Task details >> Without the images, write out the whole listing exactly.

Provided entries >>
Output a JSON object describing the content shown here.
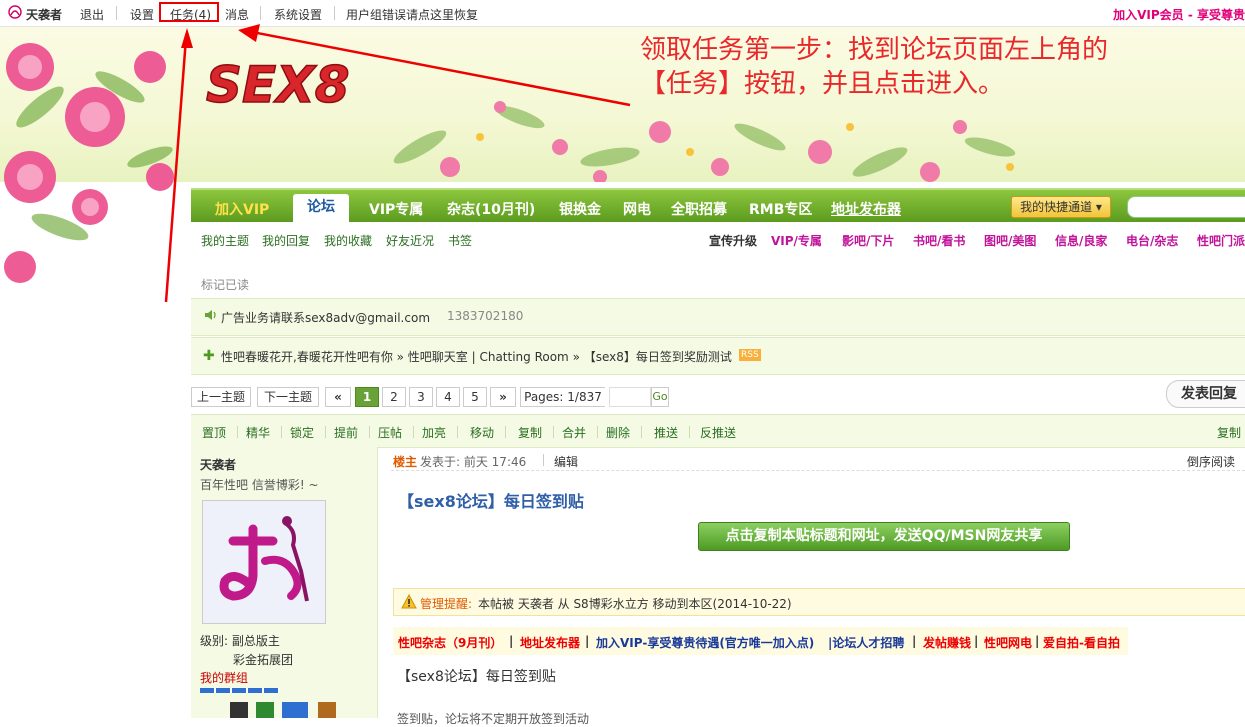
{
  "topbar": {
    "username": "天袭者",
    "logout": "退出",
    "settings": "设置",
    "tasks": "任务(4)",
    "messages": "消息",
    "system_settings": "系统设置",
    "group_error": "用户组错误请点这里恢复",
    "vip_link": "加入VIP会员 - 享受尊贵"
  },
  "banner": {
    "logo_text": "SEX8",
    "instruction_line1": "领取任务第一步：找到论坛页面左上角的",
    "instruction_line2": "【任务】按钮，并且点击进入。"
  },
  "nav": {
    "items": [
      "加入VIP",
      "论坛",
      "VIP专属",
      "杂志(10月刊)",
      "银换金",
      "网电",
      "全职招募",
      "RMB专区",
      "地址发布器"
    ],
    "quick_access": "我的快捷通道 ▾"
  },
  "subnav": {
    "left": [
      "我的主题",
      "我的回复",
      "我的收藏",
      "好友近况",
      "书签"
    ],
    "right": [
      "宣传升级",
      "VIP/专属",
      "影吧/下片",
      "书吧/看书",
      "图吧/美图",
      "信息/良家",
      "电台/杂志",
      "性吧门派"
    ]
  },
  "mark_read": "标记已读",
  "ad_bar": {
    "text": "广告业务请联系sex8adv@gmail.com",
    "phone": "1383702180"
  },
  "breadcrumb": {
    "text": "性吧春暖花开,春暖花开性吧有你 » 性吧聊天室 | Chatting Room » 【sex8】每日签到奖励测试",
    "rss": "RSS"
  },
  "pager": {
    "prev_topic": "上一主题",
    "next_topic": "下一主题",
    "first": "«",
    "pages": [
      "1",
      "2",
      "3",
      "4",
      "5"
    ],
    "next": "»",
    "pages_label": "Pages: 1/837",
    "go": "Go",
    "reply": "发表回复"
  },
  "mod_tools": [
    "置顶",
    "精华",
    "锁定",
    "提前",
    "压帖",
    "加亮",
    "移动",
    "复制",
    "合并",
    "删除",
    "推送",
    "反推送"
  ],
  "mod_right": "复制",
  "post": {
    "author": "天袭者",
    "motto": "百年性吧 信誉博彩! ~",
    "level": "级别: 副总版主",
    "rank2": "彩金拓展团",
    "my_group": "我的群组",
    "floor": "楼主",
    "posted": "发表于: 前天 17:46",
    "edit": "编辑",
    "reverse": "倒序阅读",
    "title": "【sex8论坛】每日签到贴",
    "copy_button": "点击复制本贴标题和网址，发送QQ/MSN网友共享",
    "notice_label": "管理提醒:",
    "notice_text": "本帖被 天袭者 从 S8博彩水立方 移动到本区(2014-10-22)",
    "ad_links": [
      "性吧杂志（9月刊）",
      "|",
      "地址发布器",
      "|",
      "加入VIP-享受尊贵待遇(官方唯一加入点)",
      "|论坛人才招聘",
      "|",
      "发帖赚钱",
      "|",
      "性吧网电",
      "|",
      "爱自拍-看自拍"
    ],
    "body": "【sex8论坛】每日签到贴",
    "cut_text": "签到贴，论坛将不定期开放签到活动"
  }
}
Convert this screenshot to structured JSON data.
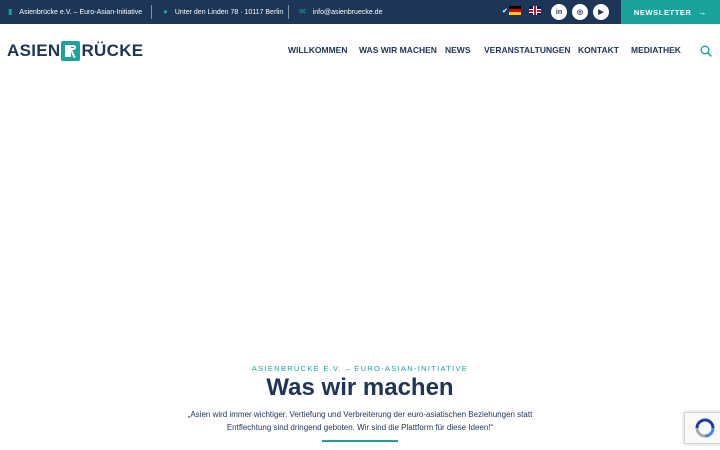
{
  "topbar": {
    "org": "Asienbrücke e.V. – Euro-Asian-Initiative",
    "address": "Unter den Linden 78 · 10117 Berlin",
    "email": "info@asienbruecke.de",
    "language_check": "✔",
    "social": [
      "in",
      "◎",
      "▶"
    ],
    "newsletter_label": "NEWSLETTER",
    "newsletter_arrow": "→"
  },
  "header": {
    "logo_left": "ASIEN",
    "logo_right": "RÜCKE",
    "nav": [
      "WILLKOMMEN",
      "WAS WIR MACHEN",
      "NEWS",
      "VERANSTALTUNGEN",
      "KONTAKT",
      "MEDIATHEK"
    ]
  },
  "hero": {
    "eyebrow": "ASIENBRÜCKE E.V. – EURO-ASIAN-INITIATIVE",
    "title": "Was wir machen",
    "quote_line1": "„Asien wird immer wichtiger. Vertiefung und Verbreiterung der euro-asiatischen Beziehungen statt",
    "quote_line2": "Entflechtung sind dringend geboten. Wir sind die Plattform für diese Ideen!“"
  },
  "colors": {
    "navy": "#1d3557",
    "teal": "#1aa39c",
    "white": "#ffffff"
  },
  "icons": {
    "org": "building-icon",
    "address": "map-pin-icon",
    "email": "envelope-icon",
    "search": "search-icon",
    "recaptcha": "recaptcha-icon"
  }
}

In response >>
Output a JSON object describing the content shown here.
{
  "topbar": {
    "username": "天袭者",
    "logout": "退出",
    "settings": "设置",
    "tasks": "任务(4)",
    "messages": "消息",
    "system_settings": "系统设置",
    "group_error": "用户组错误请点这里恢复",
    "vip_link": "加入VIP会员 - 享受尊贵"
  },
  "banner": {
    "logo_text": "SEX8",
    "instruction_line1": "领取任务第一步：找到论坛页面左上角的",
    "instruction_line2": "【任务】按钮，并且点击进入。"
  },
  "nav": {
    "items": [
      "加入VIP",
      "论坛",
      "VIP专属",
      "杂志(10月刊)",
      "银换金",
      "网电",
      "全职招募",
      "RMB专区",
      "地址发布器"
    ],
    "quick_access": "我的快捷通道 ▾"
  },
  "subnav": {
    "left": [
      "我的主题",
      "我的回复",
      "我的收藏",
      "好友近况",
      "书签"
    ],
    "right": [
      "宣传升级",
      "VIP/专属",
      "影吧/下片",
      "书吧/看书",
      "图吧/美图",
      "信息/良家",
      "电台/杂志",
      "性吧门派"
    ]
  },
  "mark_read": "标记已读",
  "ad_bar": {
    "text": "广告业务请联系sex8adv@gmail.com",
    "phone": "1383702180"
  },
  "breadcrumb": {
    "text": "性吧春暖花开,春暖花开性吧有你 » 性吧聊天室 | Chatting Room » 【sex8】每日签到奖励测试",
    "rss": "RSS"
  },
  "pager": {
    "prev_topic": "上一主题",
    "next_topic": "下一主题",
    "first": "«",
    "pages": [
      "1",
      "2",
      "3",
      "4",
      "5"
    ],
    "next": "»",
    "pages_label": "Pages: 1/837",
    "go": "Go",
    "reply": "发表回复"
  },
  "mod_tools": [
    "置顶",
    "精华",
    "锁定",
    "提前",
    "压帖",
    "加亮",
    "移动",
    "复制",
    "合并",
    "删除",
    "推送",
    "反推送"
  ],
  "mod_right": "复制",
  "post": {
    "author": "天袭者",
    "motto": "百年性吧 信誉博彩! ~",
    "level": "级别: 副总版主",
    "rank2": "彩金拓展团",
    "my_group": "我的群组",
    "floor": "楼主",
    "posted": "发表于: 前天 17:46",
    "edit": "编辑",
    "reverse": "倒序阅读",
    "title": "【sex8论坛】每日签到贴",
    "copy_button": "点击复制本贴标题和网址，发送QQ/MSN网友共享",
    "notice_label": "管理提醒:",
    "notice_text": "本帖被 天袭者 从 S8博彩水立方 移动到本区(2014-10-22)",
    "ad_links": [
      "性吧杂志（9月刊）",
      "|",
      "地址发布器",
      "|",
      "加入VIP-享受尊贵待遇(官方唯一加入点)",
      "|论坛人才招聘",
      "|",
      "发帖赚钱",
      "|",
      "性吧网电",
      "|",
      "爱自拍-看自拍"
    ],
    "body": "【sex8论坛】每日签到贴",
    "cut_text": "签到贴，论坛将不定期开放签到活动"
  }
}
Convert this screenshot to structured JSON data.
{
  "topbar": {
    "org": "Asienbrücke e.V. – Euro-Asian-Initiative",
    "address": "Unter den Linden 78 · 10117 Berlin",
    "email": "info@asienbruecke.de",
    "language_check": "✔",
    "social": [
      "in",
      "◎",
      "▶"
    ],
    "newsletter_label": "NEWSLETTER",
    "newsletter_arrow": "→"
  },
  "header": {
    "logo_left": "ASIEN",
    "logo_right": "RÜCKE",
    "nav": [
      "WILLKOMMEN",
      "WAS WIR MACHEN",
      "NEWS",
      "VERANSTALTUNGEN",
      "KONTAKT",
      "MEDIATHEK"
    ]
  },
  "hero": {
    "eyebrow": "ASIENBRÜCKE E.V. – EURO-ASIAN-INITIATIVE",
    "title": "Was wir machen",
    "quote_line1": "„Asien wird immer wichtiger. Vertiefung und Verbreiterung der euro-asiatischen Beziehungen statt",
    "quote_line2": "Entflechtung sind dringend geboten. Wir sind die Plattform für diese Ideen!“"
  },
  "colors": {
    "navy": "#1d3557",
    "teal": "#1aa39c",
    "white": "#ffffff"
  },
  "icons": {
    "org": "building-icon",
    "address": "map-pin-icon",
    "email": "envelope-icon",
    "search": "search-icon",
    "recaptcha": "recaptcha-icon"
  }
}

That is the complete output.